WORK TO BE COMPLETED
Copy, from the entries below, each line in which the string "Annual" appears.

[Records that describe figures]
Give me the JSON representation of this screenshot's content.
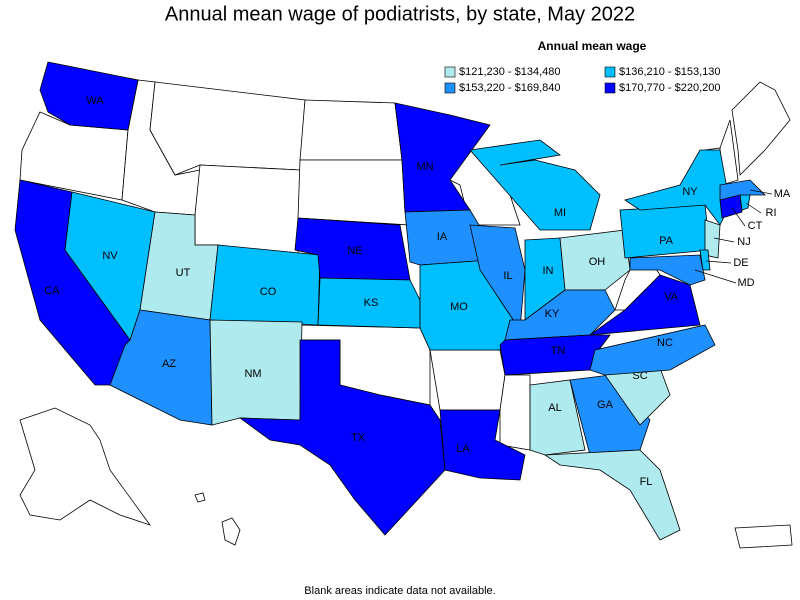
{
  "title": "Annual mean wage of podiatrists, by state, May 2022",
  "legend": {
    "title": "Annual mean wage",
    "items": [
      {
        "label": "$121,230 - $134,480",
        "color": "#aeeaee"
      },
      {
        "label": "$136,210 - $153,130",
        "color": "#00bfff"
      },
      {
        "label": "$153,220 - $169,840",
        "color": "#1e90ff"
      },
      {
        "label": "$170,770 - $220,200",
        "color": "#0000ff"
      }
    ]
  },
  "states": [
    {
      "label": "WA",
      "class": 3
    },
    {
      "label": "CA",
      "class": 3
    },
    {
      "label": "NV",
      "class": 1
    },
    {
      "label": "UT",
      "class": 0
    },
    {
      "label": "AZ",
      "class": 2
    },
    {
      "label": "CO",
      "class": 1
    },
    {
      "label": "NM",
      "class": 0
    },
    {
      "label": "NE",
      "class": 3
    },
    {
      "label": "KS",
      "class": 1
    },
    {
      "label": "TX",
      "class": 3
    },
    {
      "label": "MN",
      "class": 3
    },
    {
      "label": "IA",
      "class": 2
    },
    {
      "label": "MO",
      "class": 1
    },
    {
      "label": "LA",
      "class": 3
    },
    {
      "label": "IL",
      "class": 2
    },
    {
      "label": "MI",
      "class": 1
    },
    {
      "label": "IN",
      "class": 1
    },
    {
      "label": "OH",
      "class": 0
    },
    {
      "label": "KY",
      "class": 2
    },
    {
      "label": "TN",
      "class": 3
    },
    {
      "label": "AL",
      "class": 0
    },
    {
      "label": "GA",
      "class": 2
    },
    {
      "label": "SC",
      "class": 0
    },
    {
      "label": "FL",
      "class": 0
    },
    {
      "label": "NC",
      "class": 2
    },
    {
      "label": "VA",
      "class": 3
    },
    {
      "label": "PA",
      "class": 1
    },
    {
      "label": "NY",
      "class": 1
    },
    {
      "label": "MA",
      "class": 2
    },
    {
      "label": "RI",
      "class": 1
    },
    {
      "label": "CT",
      "class": 3
    },
    {
      "label": "NJ",
      "class": 0
    },
    {
      "label": "DE",
      "class": 1
    },
    {
      "label": "MD",
      "class": 2
    }
  ],
  "footnote": "Blank areas indicate data not available."
}
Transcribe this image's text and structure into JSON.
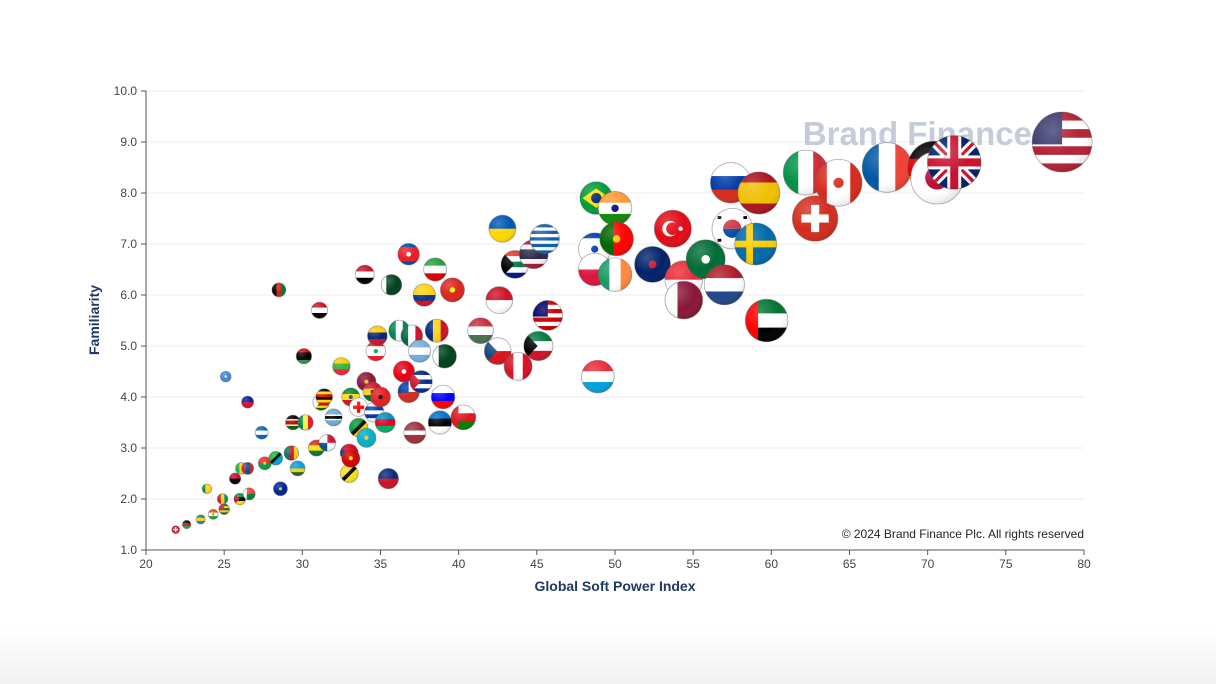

ANSWER TO THE TASK
  "title": "Annual mean wage of podiatrists, by state, May 2022",
    "title": "Annual mean wage",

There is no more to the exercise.